» **What to do**:
All entries must be repeated exactly; do not include the pictures.

+-------+

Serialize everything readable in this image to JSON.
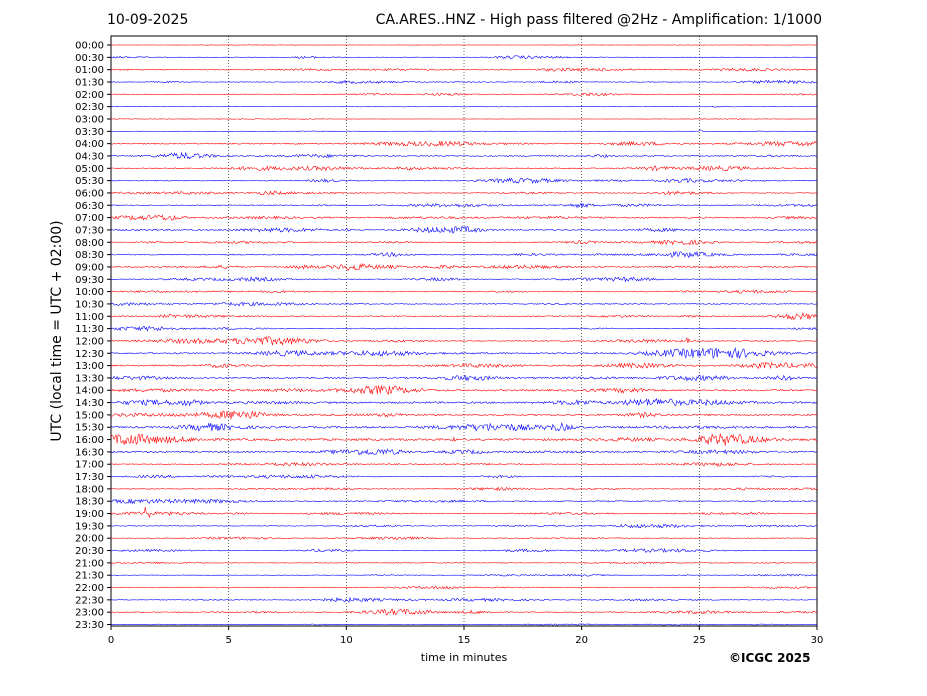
{
  "header": {
    "date": "10-09-2025",
    "title": "CA.ARES..HNZ - High pass filtered @2Hz - Amplification: 1/1000"
  },
  "footer": {
    "copyright": "©ICGC 2025"
  },
  "chart_data": {
    "type": "line",
    "title": "CA.ARES..HNZ - High pass filtered @2Hz - Amplification: 1/1000",
    "xlabel": "time in minutes",
    "ylabel": "UTC (local time = UTC + 02:00)",
    "xlim": [
      0,
      30
    ],
    "x_ticks": [
      "0",
      "5",
      "10",
      "15",
      "20",
      "25",
      "30"
    ],
    "vertical_gridlines_at": [
      5,
      10,
      15,
      20,
      25
    ],
    "grid": "vertical dotted",
    "colors": {
      "odd_rows": "#ff0000",
      "even_rows": "#0000ff"
    },
    "rows": [
      "00:00",
      "00:30",
      "01:00",
      "01:30",
      "02:00",
      "02:30",
      "03:00",
      "03:30",
      "04:00",
      "04:30",
      "05:00",
      "05:30",
      "06:00",
      "06:30",
      "07:00",
      "07:30",
      "08:00",
      "08:30",
      "09:00",
      "09:30",
      "10:00",
      "10:30",
      "11:00",
      "11:30",
      "12:00",
      "12:30",
      "13:00",
      "13:30",
      "14:00",
      "14:30",
      "15:00",
      "15:30",
      "16:00",
      "16:30",
      "17:00",
      "17:30",
      "18:00",
      "18:30",
      "19:00",
      "19:30",
      "20:00",
      "20:30",
      "21:00",
      "21:30",
      "22:00",
      "22:30",
      "23:00",
      "23:30"
    ],
    "noise_level": [
      0.2,
      0.8,
      1.2,
      0.8,
      0.9,
      0.3,
      0.3,
      0.3,
      1.6,
      1.6,
      1.5,
      1.3,
      1.0,
      1.3,
      1.8,
      1.5,
      1.3,
      1.5,
      1.5,
      1.3,
      1.2,
      1.2,
      1.4,
      1.0,
      1.5,
      2.0,
      2.0,
      2.0,
      2.3,
      2.5,
      2.3,
      2.6,
      3.0,
      1.7,
      1.2,
      1.0,
      1.0,
      1.5,
      1.0,
      0.9,
      1.0,
      1.0,
      0.7,
      0.7,
      0.8,
      0.8,
      1.2,
      0.7
    ],
    "events": [
      {
        "row": "19:00",
        "minute": 1.5,
        "amplitude": 7
      },
      {
        "row": "03:30",
        "minute": 25.0,
        "amplitude": 2
      },
      {
        "row": "12:00",
        "minute": 24.5,
        "amplitude": 3
      },
      {
        "row": "16:00",
        "minute": 14.5,
        "amplitude": 3
      },
      {
        "row": "15:30",
        "minute": 19.5,
        "amplitude": 3
      },
      {
        "row": "13:30",
        "minute": 27.8,
        "amplitude": 3
      },
      {
        "row": "07:30",
        "minute": 10.0,
        "amplitude": 3
      }
    ]
  }
}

+-------+

» **Output of the exercise**:
Serialize everything readable in this image to JSON.
{
  "header": {
    "date": "10-09-2025",
    "title": "CA.ARES..HNZ - High pass filtered @2Hz - Amplification: 1/1000"
  },
  "footer": {
    "copyright": "©ICGC 2025"
  },
  "chart_data": {
    "type": "line",
    "title": "CA.ARES..HNZ - High pass filtered @2Hz - Amplification: 1/1000",
    "xlabel": "time in minutes",
    "ylabel": "UTC (local time = UTC + 02:00)",
    "xlim": [
      0,
      30
    ],
    "x_ticks": [
      "0",
      "5",
      "10",
      "15",
      "20",
      "25",
      "30"
    ],
    "vertical_gridlines_at": [
      5,
      10,
      15,
      20,
      25
    ],
    "grid": "vertical dotted",
    "colors": {
      "odd_rows": "#ff0000",
      "even_rows": "#0000ff"
    },
    "rows": [
      "00:00",
      "00:30",
      "01:00",
      "01:30",
      "02:00",
      "02:30",
      "03:00",
      "03:30",
      "04:00",
      "04:30",
      "05:00",
      "05:30",
      "06:00",
      "06:30",
      "07:00",
      "07:30",
      "08:00",
      "08:30",
      "09:00",
      "09:30",
      "10:00",
      "10:30",
      "11:00",
      "11:30",
      "12:00",
      "12:30",
      "13:00",
      "13:30",
      "14:00",
      "14:30",
      "15:00",
      "15:30",
      "16:00",
      "16:30",
      "17:00",
      "17:30",
      "18:00",
      "18:30",
      "19:00",
      "19:30",
      "20:00",
      "20:30",
      "21:00",
      "21:30",
      "22:00",
      "22:30",
      "23:00",
      "23:30"
    ],
    "noise_level": [
      0.2,
      0.8,
      1.2,
      0.8,
      0.9,
      0.3,
      0.3,
      0.3,
      1.6,
      1.6,
      1.5,
      1.3,
      1.0,
      1.3,
      1.8,
      1.5,
      1.3,
      1.5,
      1.5,
      1.3,
      1.2,
      1.2,
      1.4,
      1.0,
      1.5,
      2.0,
      2.0,
      2.0,
      2.3,
      2.5,
      2.3,
      2.6,
      3.0,
      1.7,
      1.2,
      1.0,
      1.0,
      1.5,
      1.0,
      0.9,
      1.0,
      1.0,
      0.7,
      0.7,
      0.8,
      0.8,
      1.2,
      0.7
    ],
    "events": [
      {
        "row": "19:00",
        "minute": 1.5,
        "amplitude": 7
      },
      {
        "row": "03:30",
        "minute": 25.0,
        "amplitude": 2
      },
      {
        "row": "12:00",
        "minute": 24.5,
        "amplitude": 3
      },
      {
        "row": "16:00",
        "minute": 14.5,
        "amplitude": 3
      },
      {
        "row": "15:30",
        "minute": 19.5,
        "amplitude": 3
      },
      {
        "row": "13:30",
        "minute": 27.8,
        "amplitude": 3
      },
      {
        "row": "07:30",
        "minute": 10.0,
        "amplitude": 3
      }
    ]
  }
}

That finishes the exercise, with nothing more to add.